**WHAT YOU SHOULD DO:**
Write the records below out in full, character for character, with no pictures.

**DATASET EXTRACT:**
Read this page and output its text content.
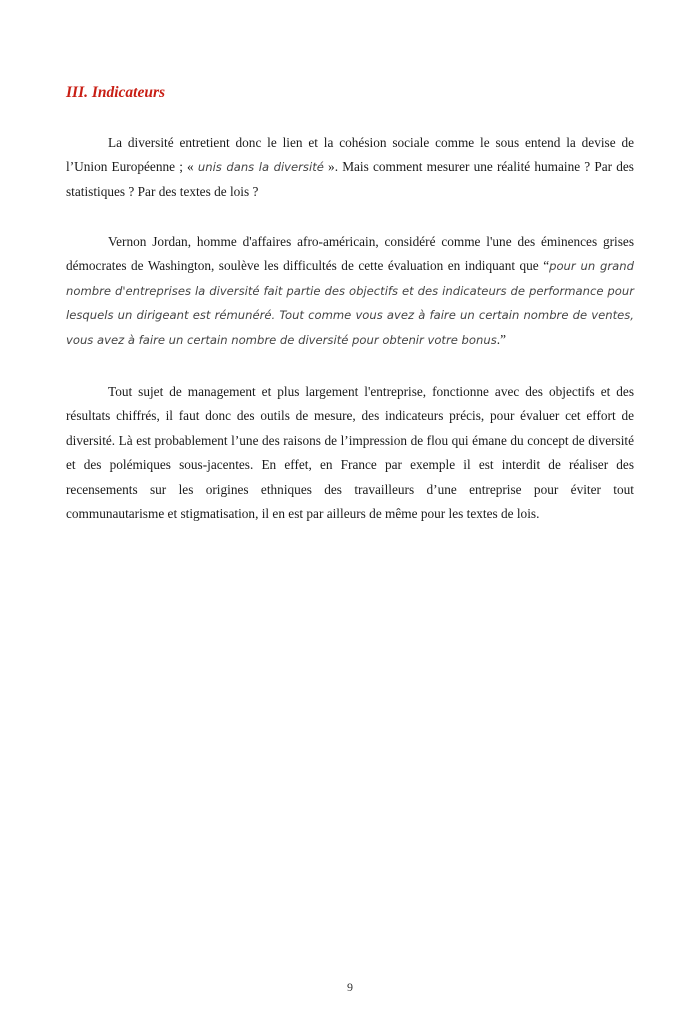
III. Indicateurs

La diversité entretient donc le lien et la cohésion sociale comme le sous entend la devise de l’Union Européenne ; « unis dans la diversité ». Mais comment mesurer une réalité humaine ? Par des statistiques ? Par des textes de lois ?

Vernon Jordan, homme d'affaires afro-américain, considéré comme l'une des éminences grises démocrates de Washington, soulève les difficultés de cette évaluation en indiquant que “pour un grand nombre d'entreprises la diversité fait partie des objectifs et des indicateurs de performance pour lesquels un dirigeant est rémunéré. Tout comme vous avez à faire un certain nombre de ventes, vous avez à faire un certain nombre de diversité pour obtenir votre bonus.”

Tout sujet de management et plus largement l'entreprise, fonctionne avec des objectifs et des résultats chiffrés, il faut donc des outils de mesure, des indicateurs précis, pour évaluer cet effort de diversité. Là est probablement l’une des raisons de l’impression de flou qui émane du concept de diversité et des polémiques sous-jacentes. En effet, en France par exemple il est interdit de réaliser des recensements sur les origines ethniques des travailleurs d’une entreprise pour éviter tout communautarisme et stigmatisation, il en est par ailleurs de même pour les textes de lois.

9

**IN RESPONSE:**
Read this page and output its text content.
III. Indicateurs

La diversité entretient donc le lien et la cohésion sociale comme le sous entend la devise de l’Union Européenne ; « unis dans la diversité ». Mais comment mesurer une réalité humaine ? Par des statistiques ? Par des textes de lois ?

Vernon Jordan, homme d'affaires afro-américain, considéré comme l'une des éminences grises démocrates de Washington, soulève les difficultés de cette évaluation en indiquant que “pour un grand nombre d'entreprises la diversité fait partie des objectifs et des indicateurs de performance pour lesquels un dirigeant est rémunéré. Tout comme vous avez à faire un certain nombre de ventes, vous avez à faire un certain nombre de diversité pour obtenir votre bonus.”

Tout sujet de management et plus largement l'entreprise, fonctionne avec des objectifs et des résultats chiffrés, il faut donc des outils de mesure, des indicateurs précis, pour évaluer cet effort de diversité. Là est probablement l’une des raisons de l’impression de flou qui émane du concept de diversité et des polémiques sous-jacentes. En effet, en France par exemple il est interdit de réaliser des recensements sur les origines ethniques des travailleurs d’une entreprise pour éviter tout communautarisme et stigmatisation, il en est par ailleurs de même pour les textes de lois.

9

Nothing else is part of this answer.